* [PROVIDED INFORMATION]:
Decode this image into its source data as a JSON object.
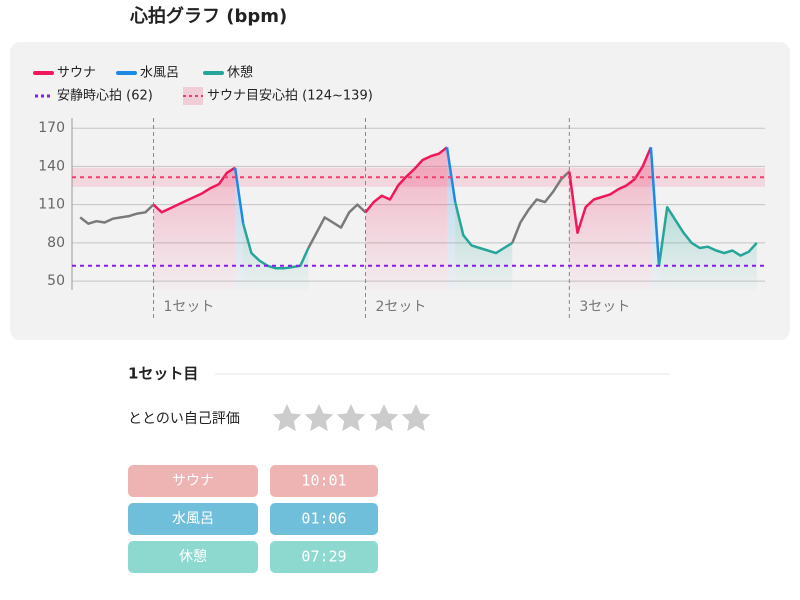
{
  "header": {
    "title": "心拍グラフ (bpm)"
  },
  "chart_data": {
    "type": "line",
    "x": [
      1,
      2,
      3,
      4,
      5,
      6,
      7,
      8,
      9,
      10,
      11,
      12,
      13,
      14,
      15,
      16,
      17,
      18,
      19,
      20,
      21,
      22,
      23,
      24,
      25,
      26,
      27,
      28,
      29,
      30,
      31,
      32,
      33,
      34,
      35,
      36,
      37,
      38,
      39,
      40,
      41,
      42,
      43,
      44,
      45,
      46,
      47,
      48,
      49,
      50,
      51,
      52,
      53,
      54,
      55,
      56,
      57,
      58,
      59,
      60,
      61,
      62,
      63,
      64,
      65,
      66,
      67,
      68,
      69,
      70,
      71,
      72,
      73,
      74,
      75,
      76,
      77,
      78,
      79,
      80,
      81,
      82,
      83,
      84
    ],
    "xlim": [
      0,
      85
    ],
    "ylim": [
      43,
      178
    ],
    "yticks": [
      50,
      80,
      110,
      140,
      170
    ],
    "grid": true,
    "series": [
      {
        "color": "#7a7a7a",
        "values": [
          100,
          95,
          97,
          96,
          99,
          100,
          101,
          103,
          104,
          110,
          null,
          null,
          null,
          null,
          null,
          null,
          null,
          null,
          null,
          null,
          null,
          null,
          null,
          null,
          null,
          null,
          null,
          null,
          76,
          88,
          100,
          96,
          92,
          104,
          110,
          104,
          null,
          null,
          null,
          null,
          null,
          null,
          null,
          null,
          null,
          null,
          null,
          null,
          null,
          null,
          null,
          null,
          null,
          80,
          96,
          106,
          114,
          112,
          120,
          130,
          136,
          null,
          null,
          null,
          null,
          null,
          null,
          null,
          null,
          null,
          null,
          null,
          null,
          null,
          null,
          null,
          null,
          null,
          null,
          null,
          null,
          null,
          null,
          null
        ]
      },
      {
        "name": "サウナ",
        "color": "#f0185a",
        "values": [
          null,
          null,
          null,
          null,
          null,
          null,
          null,
          null,
          null,
          110,
          104,
          107,
          110,
          113,
          116,
          119,
          123,
          126,
          135,
          139,
          null,
          null,
          null,
          null,
          null,
          null,
          null,
          null,
          null,
          null,
          null,
          null,
          null,
          null,
          null,
          104,
          112,
          117,
          114,
          125,
          132,
          138,
          145,
          148,
          150,
          155,
          null,
          null,
          null,
          null,
          null,
          null,
          null,
          null,
          null,
          null,
          null,
          null,
          null,
          null,
          136,
          88,
          108,
          114,
          116,
          118,
          122,
          125,
          130,
          140,
          155,
          null,
          null,
          null,
          null,
          null,
          null,
          null,
          null,
          null,
          null,
          null,
          null,
          null
        ]
      },
      {
        "name": "水風呂",
        "color": "#1e88e5",
        "values": [
          null,
          null,
          null,
          null,
          null,
          null,
          null,
          null,
          null,
          null,
          null,
          null,
          null,
          null,
          null,
          null,
          null,
          null,
          null,
          139,
          95,
          null,
          null,
          null,
          null,
          null,
          null,
          null,
          null,
          null,
          null,
          null,
          null,
          null,
          null,
          null,
          null,
          null,
          null,
          null,
          null,
          null,
          null,
          null,
          null,
          155,
          112,
          null,
          null,
          null,
          null,
          null,
          null,
          null,
          null,
          null,
          null,
          null,
          null,
          null,
          null,
          null,
          null,
          null,
          null,
          null,
          null,
          null,
          null,
          null,
          155,
          62,
          null,
          null,
          null,
          null,
          null,
          null,
          null,
          null,
          null,
          null,
          null,
          null
        ]
      },
      {
        "name": "休憩",
        "color": "#26a69a",
        "values": [
          null,
          null,
          null,
          null,
          null,
          null,
          null,
          null,
          null,
          null,
          null,
          null,
          null,
          null,
          null,
          null,
          null,
          null,
          null,
          null,
          95,
          72,
          66,
          62,
          60,
          60,
          61,
          62,
          76,
          null,
          null,
          null,
          null,
          null,
          null,
          null,
          null,
          null,
          null,
          null,
          null,
          null,
          null,
          null,
          null,
          null,
          112,
          86,
          78,
          76,
          74,
          72,
          76,
          80,
          null,
          null,
          null,
          null,
          null,
          null,
          null,
          null,
          null,
          null,
          null,
          null,
          null,
          null,
          null,
          null,
          null,
          62,
          108,
          98,
          88,
          80,
          76,
          77,
          74,
          72,
          74,
          70,
          73,
          80
        ]
      }
    ],
    "reference_lines": [
      {
        "label": "安静時心拍 (62)",
        "value": 62,
        "color": "#8a1be2"
      }
    ],
    "target_band": {
      "label": "サウナ目安心拍 (124~139)",
      "range": [
        124,
        139
      ],
      "color": "#f03c6e"
    },
    "x_markers": [
      {
        "value": 10,
        "label": "1セット"
      },
      {
        "value": 36,
        "label": "2セット"
      },
      {
        "value": 61,
        "label": "3セット"
      }
    ]
  },
  "section": {
    "title": "1セット目"
  },
  "rating": {
    "label": "ととのい自己評価"
  },
  "table": {
    "rows": [
      [
        "サウナ",
        "10:01"
      ],
      [
        "水風呂",
        "01:06"
      ],
      [
        "休憩",
        "07:29"
      ]
    ]
  }
}
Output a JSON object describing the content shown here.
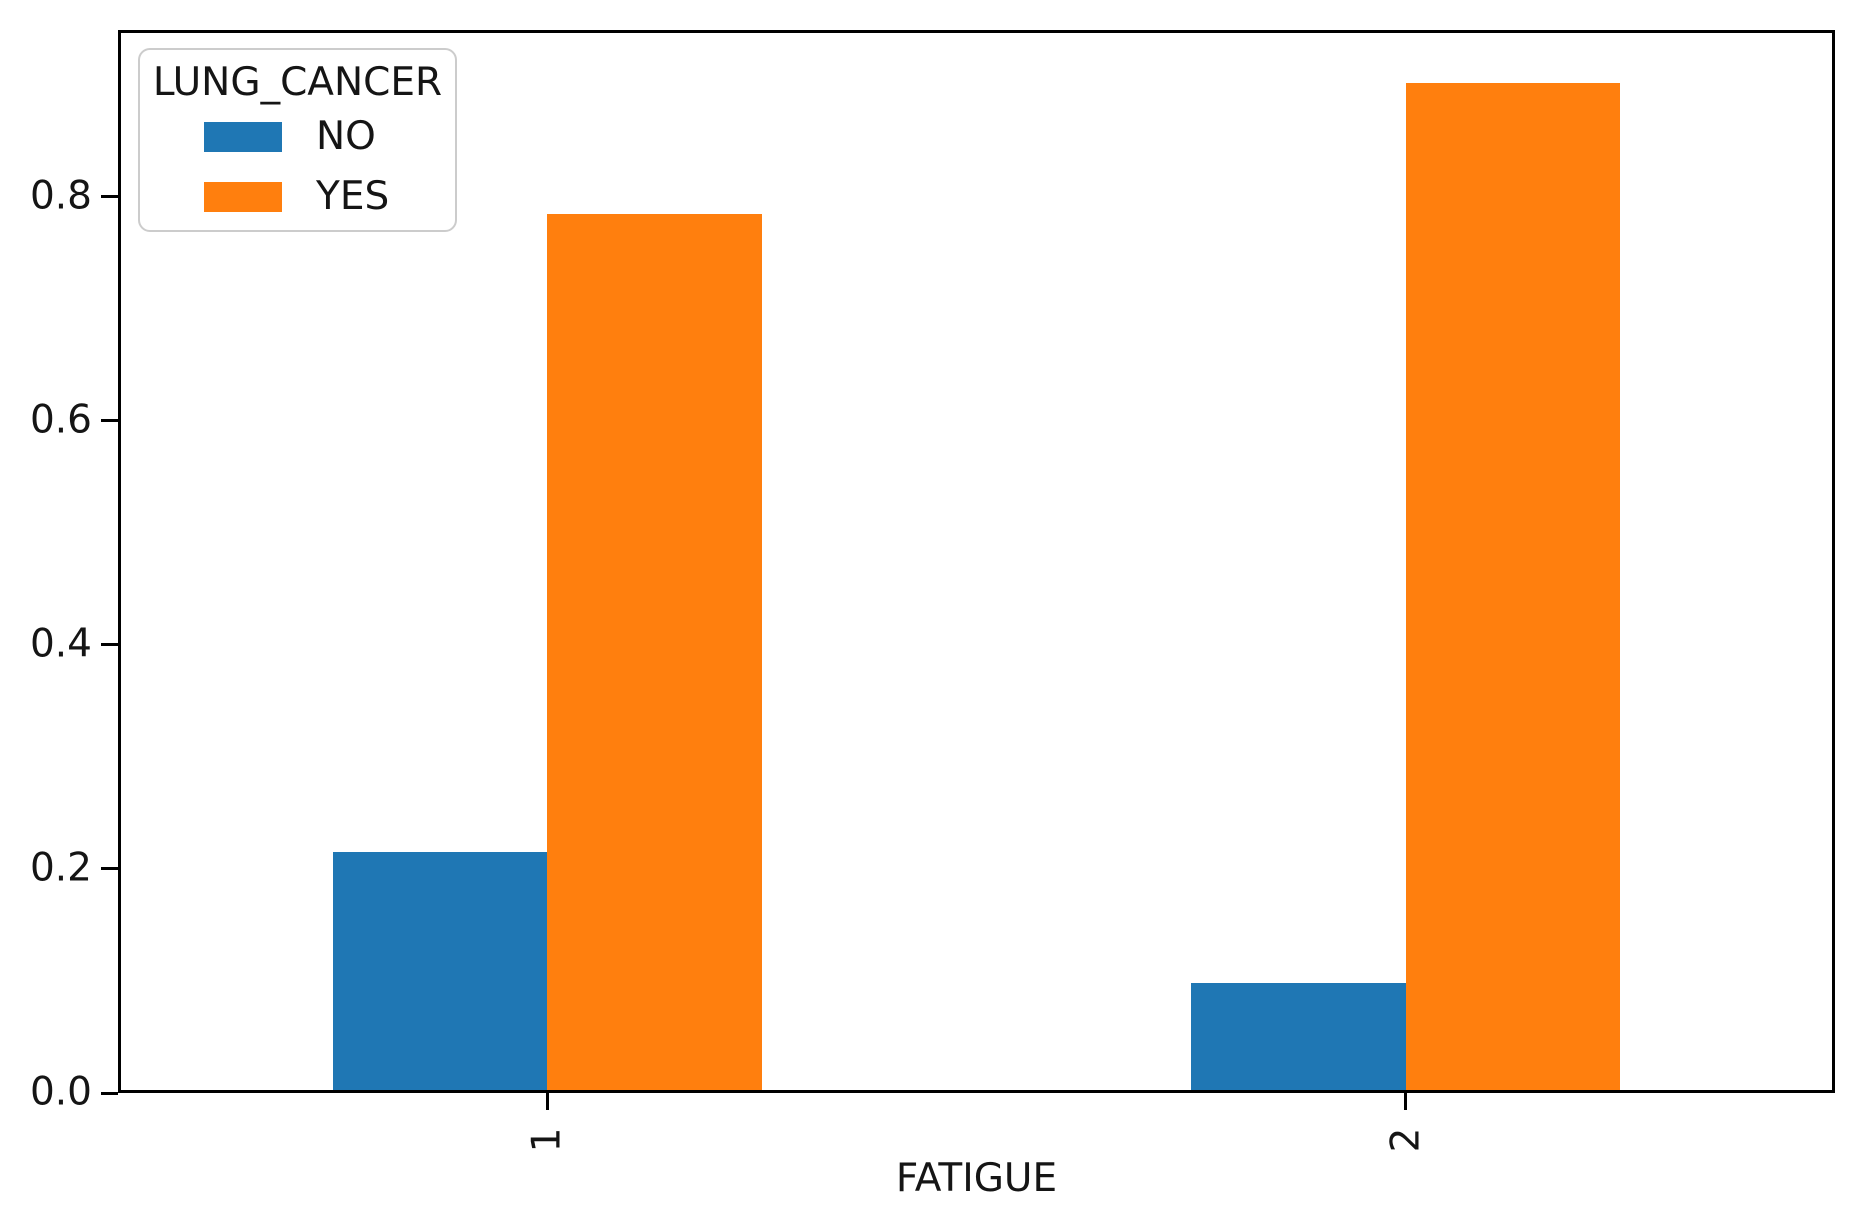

* [AIM OF THE TASK]:
Filter out all lines lacking the word "object" and copy the rest.

* [EXPECTED OUTPUT]:
Decode this image into its source data as a JSON object.
Output a JSON object describing the content shown here.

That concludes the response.